--- RECORDS PROVIDED ---

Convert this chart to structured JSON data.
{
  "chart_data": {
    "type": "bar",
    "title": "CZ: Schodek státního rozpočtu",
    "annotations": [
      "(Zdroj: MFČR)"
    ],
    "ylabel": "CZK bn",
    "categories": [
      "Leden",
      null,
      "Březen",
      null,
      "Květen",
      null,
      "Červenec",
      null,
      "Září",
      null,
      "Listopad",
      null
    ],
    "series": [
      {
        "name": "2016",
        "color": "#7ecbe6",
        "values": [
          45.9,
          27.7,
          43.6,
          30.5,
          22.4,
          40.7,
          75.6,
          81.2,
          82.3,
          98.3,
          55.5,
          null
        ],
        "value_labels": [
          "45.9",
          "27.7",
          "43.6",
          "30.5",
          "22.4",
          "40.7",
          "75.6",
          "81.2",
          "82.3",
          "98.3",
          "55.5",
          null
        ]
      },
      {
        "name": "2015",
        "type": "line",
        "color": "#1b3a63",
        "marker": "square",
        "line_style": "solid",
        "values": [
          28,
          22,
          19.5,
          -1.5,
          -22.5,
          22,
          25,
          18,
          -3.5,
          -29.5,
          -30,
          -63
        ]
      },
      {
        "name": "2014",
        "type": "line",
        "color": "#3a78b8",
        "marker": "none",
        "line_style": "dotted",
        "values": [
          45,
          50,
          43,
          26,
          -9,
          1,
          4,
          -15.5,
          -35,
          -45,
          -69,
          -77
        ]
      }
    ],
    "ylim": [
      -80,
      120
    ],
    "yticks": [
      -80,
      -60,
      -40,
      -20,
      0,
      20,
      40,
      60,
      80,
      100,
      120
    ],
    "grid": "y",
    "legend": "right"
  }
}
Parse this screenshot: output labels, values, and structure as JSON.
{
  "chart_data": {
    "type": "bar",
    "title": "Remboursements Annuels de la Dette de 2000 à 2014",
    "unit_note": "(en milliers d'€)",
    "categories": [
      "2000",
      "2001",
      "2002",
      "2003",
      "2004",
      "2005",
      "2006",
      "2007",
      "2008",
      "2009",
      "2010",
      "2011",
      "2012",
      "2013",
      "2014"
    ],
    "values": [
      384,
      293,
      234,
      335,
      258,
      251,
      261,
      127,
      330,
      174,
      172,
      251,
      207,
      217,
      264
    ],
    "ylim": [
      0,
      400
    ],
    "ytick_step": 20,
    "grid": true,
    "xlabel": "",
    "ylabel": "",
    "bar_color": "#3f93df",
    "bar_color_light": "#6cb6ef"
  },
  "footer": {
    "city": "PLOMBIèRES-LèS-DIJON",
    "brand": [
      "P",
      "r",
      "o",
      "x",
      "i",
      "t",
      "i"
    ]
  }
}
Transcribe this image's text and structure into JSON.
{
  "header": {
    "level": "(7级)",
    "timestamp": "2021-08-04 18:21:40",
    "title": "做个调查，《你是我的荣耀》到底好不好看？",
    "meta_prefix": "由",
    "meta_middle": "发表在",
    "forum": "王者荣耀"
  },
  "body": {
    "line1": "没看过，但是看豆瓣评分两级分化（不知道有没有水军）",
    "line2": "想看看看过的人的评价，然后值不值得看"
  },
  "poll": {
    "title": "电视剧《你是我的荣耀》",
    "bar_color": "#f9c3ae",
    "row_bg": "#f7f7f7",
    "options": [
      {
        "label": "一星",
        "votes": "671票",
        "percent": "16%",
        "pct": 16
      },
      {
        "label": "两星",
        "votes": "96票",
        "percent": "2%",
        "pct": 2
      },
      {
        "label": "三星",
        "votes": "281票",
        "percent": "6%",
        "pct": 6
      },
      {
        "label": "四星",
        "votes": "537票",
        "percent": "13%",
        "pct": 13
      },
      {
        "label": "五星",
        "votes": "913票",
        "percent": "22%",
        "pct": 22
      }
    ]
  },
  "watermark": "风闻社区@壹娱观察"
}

---

WHAT YOU ARE ASKED TO DO
Print the complete listing again, exactly as it stands.

PROBLEM SOLUTION
Convert this chart to structured JSON data.
{
  "chart_data": {
    "type": "bar",
    "title": "CZ: Schodek státního rozpočtu",
    "annotations": [
      "(Zdroj: MFČR)"
    ],
    "ylabel": "CZK bn",
    "categories": [
      "Leden",
      null,
      "Březen",
      null,
      "Květen",
      null,
      "Červenec",
      null,
      "Září",
      null,
      "Listopad",
      null
    ],
    "series": [
      {
        "name": "2016",
        "color": "#7ecbe6",
        "values": [
          45.9,
          27.7,
          43.6,
          30.5,
          22.4,
          40.7,
          75.6,
          81.2,
          82.3,
          98.3,
          55.5,
          null
        ],
        "value_labels": [
          "45.9",
          "27.7",
          "43.6",
          "30.5",
          "22.4",
          "40.7",
          "75.6",
          "81.2",
          "82.3",
          "98.3",
          "55.5",
          null
        ]
      },
      {
        "name": "2015",
        "type": "line",
        "color": "#1b3a63",
        "marker": "square",
        "line_style": "solid",
        "values": [
          28,
          22,
          19.5,
          -1.5,
          -22.5,
          22,
          25,
          18,
          -3.5,
          -29.5,
          -30,
          -63
        ]
      },
      {
        "name": "2014",
        "type": "line",
        "color": "#3a78b8",
        "marker": "none",
        "line_style": "dotted",
        "values": [
          45,
          50,
          43,
          26,
          -9,
          1,
          4,
          -15.5,
          -35,
          -45,
          -69,
          -77
        ]
      }
    ],
    "ylim": [
      -80,
      120
    ],
    "yticks": [
      -80,
      -60,
      -40,
      -20,
      0,
      20,
      40,
      60,
      80,
      100,
      120
    ],
    "grid": "y",
    "legend": "right"
  }
}
Parse this screenshot: output labels, values, and structure as JSON.
{
  "chart_data": {
    "type": "bar",
    "title": "Remboursements Annuels de la Dette de 2000 à 2014",
    "unit_note": "(en milliers d'€)",
    "categories": [
      "2000",
      "2001",
      "2002",
      "2003",
      "2004",
      "2005",
      "2006",
      "2007",
      "2008",
      "2009",
      "2010",
      "2011",
      "2012",
      "2013",
      "2014"
    ],
    "values": [
      384,
      293,
      234,
      335,
      258,
      251,
      261,
      127,
      330,
      174,
      172,
      251,
      207,
      217,
      264
    ],
    "ylim": [
      0,
      400
    ],
    "ytick_step": 20,
    "grid": true,
    "xlabel": "",
    "ylabel": "",
    "bar_color": "#3f93df",
    "bar_color_light": "#6cb6ef"
  },
  "footer": {
    "city": "PLOMBIèRES-LèS-DIJON",
    "brand": [
      "P",
      "r",
      "o",
      "x",
      "i",
      "t",
      "i"
    ]
  }
}
Transcribe this image's text and structure into JSON.
{
  "header": {
    "level": "(7级)",
    "timestamp": "2021-08-04 18:21:40",
    "title": "做个调查，《你是我的荣耀》到底好不好看？",
    "meta_prefix": "由",
    "meta_middle": "发表在",
    "forum": "王者荣耀"
  },
  "body": {
    "line1": "没看过，但是看豆瓣评分两级分化（不知道有没有水军）",
    "line2": "想看看看过的人的评价，然后值不值得看"
  },
  "poll": {
    "title": "电视剧《你是我的荣耀》",
    "bar_color": "#f9c3ae",
    "row_bg": "#f7f7f7",
    "options": [
      {
        "label": "一星",
        "votes": "671票",
        "percent": "16%",
        "pct": 16
      },
      {
        "label": "两星",
        "votes": "96票",
        "percent": "2%",
        "pct": 2
      },
      {
        "label": "三星",
        "votes": "281票",
        "percent": "6%",
        "pct": 6
      },
      {
        "label": "四星",
        "votes": "537票",
        "percent": "13%",
        "pct": 13
      },
      {
        "label": "五星",
        "votes": "913票",
        "percent": "22%",
        "pct": 22
      }
    ]
  },
  "watermark": "风闻社区@壹娱观察"
}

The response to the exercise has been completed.